Problem to work on:
Return the listing below unchanged, minus its pictures.
------ Data for the task
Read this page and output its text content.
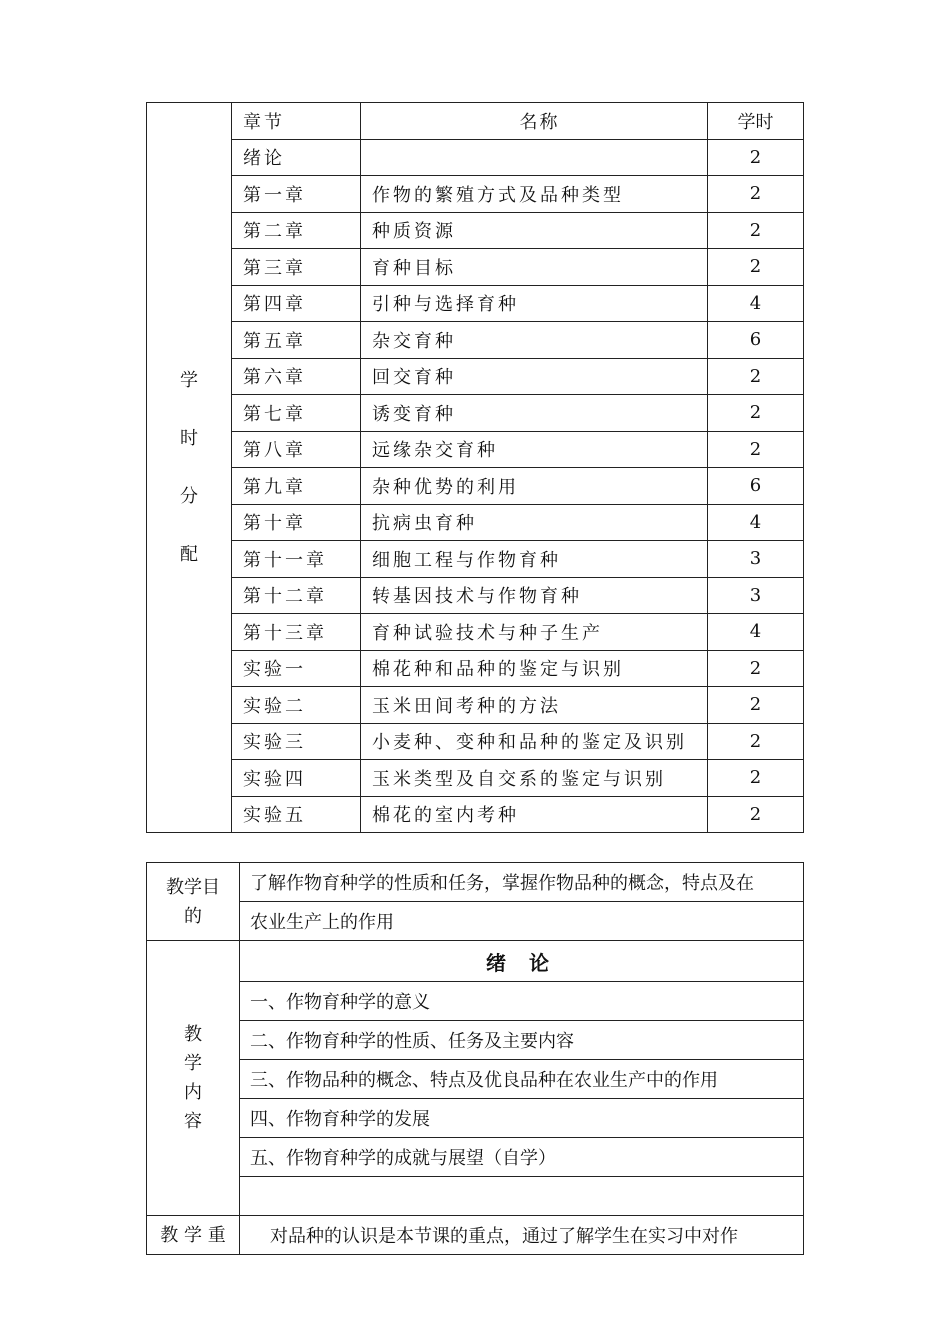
学
时
分
配	章节	名称	学时
	绪论		2
	第一章	作物的繁殖方式及品种类型	2
	第二章	种质资源	2
	第三章	育种目标	2
	第四章	引种与选择育种	4
	第五章	杂交育种	6
	第六章	回交育种	2
	第七章	诱变育种	2
	第八章	远缘杂交育种	2
	第九章	杂种优势的利用	6
	第十章	抗病虫育种	4
	第十一章	细胞工程与作物育种	3
	第十二章	转基因技术与作物育种	3
	第十三章	育种试验技术与种子生产	4
	实验一	棉花种和品种的鉴定与识别	2
	实验二	玉米田间考种的方法	2
	实验三	小麦种、变种和品种的鉴定及识别	2
	实验四	玉米类型及自交系的鉴定与识别	2
	实验五	棉花的室内考种	2
教学目
的	了解作物育种学的性质和任务，掌握作物品种的概念，特点及在
	农业生产上的作用

教
学
内
容	绪 论
	一、作物育种学的意义
	二、作物育种学的性质、任务及主要内容
	三、作物品种的概念、特点及优良品种在农业生产中的作用
	四、作物育种学的发展
	五、作物育种学的成就与展望（自学）

教 学 重	对品种的认识是本节课的重点，通过了解学生在实习中对作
------------
Correct answer:
Read this page and output its text content.
学
时
分
配	章节	名称	学时
	绪论		2
	第一章	作物的繁殖方式及品种类型	2
	第二章	种质资源	2
	第三章	育种目标	2
	第四章	引种与选择育种	4
	第五章	杂交育种	6
	第六章	回交育种	2
	第七章	诱变育种	2
	第八章	远缘杂交育种	2
	第九章	杂种优势的利用	6
	第十章	抗病虫育种	4
	第十一章	细胞工程与作物育种	3
	第十二章	转基因技术与作物育种	3
	第十三章	育种试验技术与种子生产	4
	实验一	棉花种和品种的鉴定与识别	2
	实验二	玉米田间考种的方法	2
	实验三	小麦种、变种和品种的鉴定及识别	2
	实验四	玉米类型及自交系的鉴定与识别	2
	实验五	棉花的室内考种	2
教学目
的	了解作物育种学的性质和任务，掌握作物品种的概念，特点及在
	农业生产上的作用

教
学
内
容	绪 论
	一、作物育种学的意义
	二、作物育种学的性质、任务及主要内容
	三、作物品种的概念、特点及优良品种在农业生产中的作用
	四、作物育种学的发展
	五、作物育种学的成就与展望（自学）

教 学 重	对品种的认识是本节课的重点，通过了解学生在实习中对作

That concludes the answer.